* What the exercise asks *
Look through the listing below and work out how many of its lines hold the word "Remove". Give only the number.

* Task material *
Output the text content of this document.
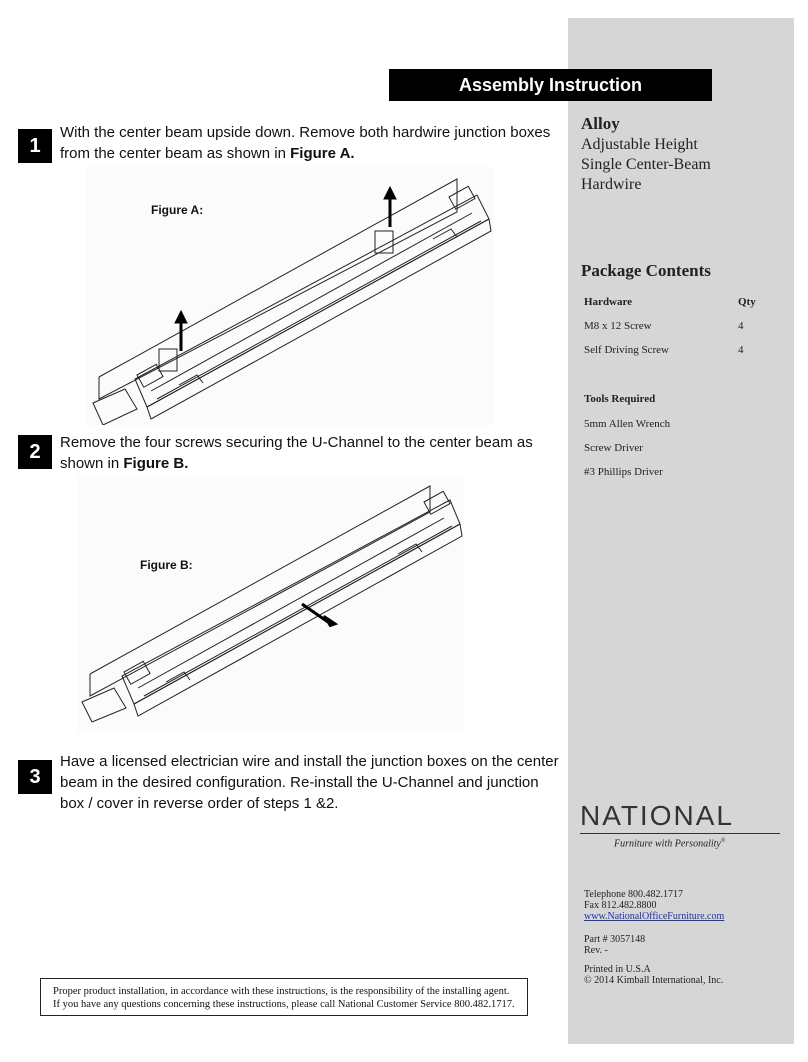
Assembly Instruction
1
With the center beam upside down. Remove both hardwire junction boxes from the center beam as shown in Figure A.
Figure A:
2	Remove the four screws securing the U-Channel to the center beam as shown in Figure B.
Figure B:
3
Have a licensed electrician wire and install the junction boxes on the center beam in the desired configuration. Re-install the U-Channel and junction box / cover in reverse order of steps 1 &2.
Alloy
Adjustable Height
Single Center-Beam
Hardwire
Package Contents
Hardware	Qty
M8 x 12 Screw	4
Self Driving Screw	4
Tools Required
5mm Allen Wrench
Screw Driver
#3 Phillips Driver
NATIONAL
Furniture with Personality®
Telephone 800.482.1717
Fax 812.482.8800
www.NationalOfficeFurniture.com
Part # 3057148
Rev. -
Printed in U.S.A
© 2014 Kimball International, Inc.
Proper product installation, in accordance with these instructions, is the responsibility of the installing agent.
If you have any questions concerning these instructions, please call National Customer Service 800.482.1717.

...

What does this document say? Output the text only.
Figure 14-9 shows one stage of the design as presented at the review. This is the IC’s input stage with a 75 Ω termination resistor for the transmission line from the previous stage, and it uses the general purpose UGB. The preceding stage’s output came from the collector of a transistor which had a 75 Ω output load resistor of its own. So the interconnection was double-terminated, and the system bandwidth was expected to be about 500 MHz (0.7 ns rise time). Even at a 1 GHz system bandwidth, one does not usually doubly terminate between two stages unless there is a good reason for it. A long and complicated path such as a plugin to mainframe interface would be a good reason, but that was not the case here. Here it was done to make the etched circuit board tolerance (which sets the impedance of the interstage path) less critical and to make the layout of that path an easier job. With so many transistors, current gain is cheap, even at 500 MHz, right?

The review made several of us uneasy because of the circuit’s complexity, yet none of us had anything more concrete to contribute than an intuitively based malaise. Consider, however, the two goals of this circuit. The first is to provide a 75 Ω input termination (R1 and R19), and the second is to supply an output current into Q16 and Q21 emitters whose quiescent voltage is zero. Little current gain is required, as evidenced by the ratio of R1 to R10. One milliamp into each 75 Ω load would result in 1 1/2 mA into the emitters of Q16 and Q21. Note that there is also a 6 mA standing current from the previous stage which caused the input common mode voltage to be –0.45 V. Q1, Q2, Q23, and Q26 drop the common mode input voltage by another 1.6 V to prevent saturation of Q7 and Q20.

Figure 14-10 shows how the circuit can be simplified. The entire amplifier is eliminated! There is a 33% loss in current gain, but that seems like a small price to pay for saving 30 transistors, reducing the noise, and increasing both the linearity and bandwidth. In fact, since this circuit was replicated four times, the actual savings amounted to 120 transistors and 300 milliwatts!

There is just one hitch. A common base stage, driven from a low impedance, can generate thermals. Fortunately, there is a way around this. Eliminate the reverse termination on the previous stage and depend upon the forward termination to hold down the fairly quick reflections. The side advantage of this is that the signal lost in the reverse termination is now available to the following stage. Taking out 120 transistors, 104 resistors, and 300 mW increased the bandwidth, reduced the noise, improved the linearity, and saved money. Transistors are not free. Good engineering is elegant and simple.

* Written answer *
2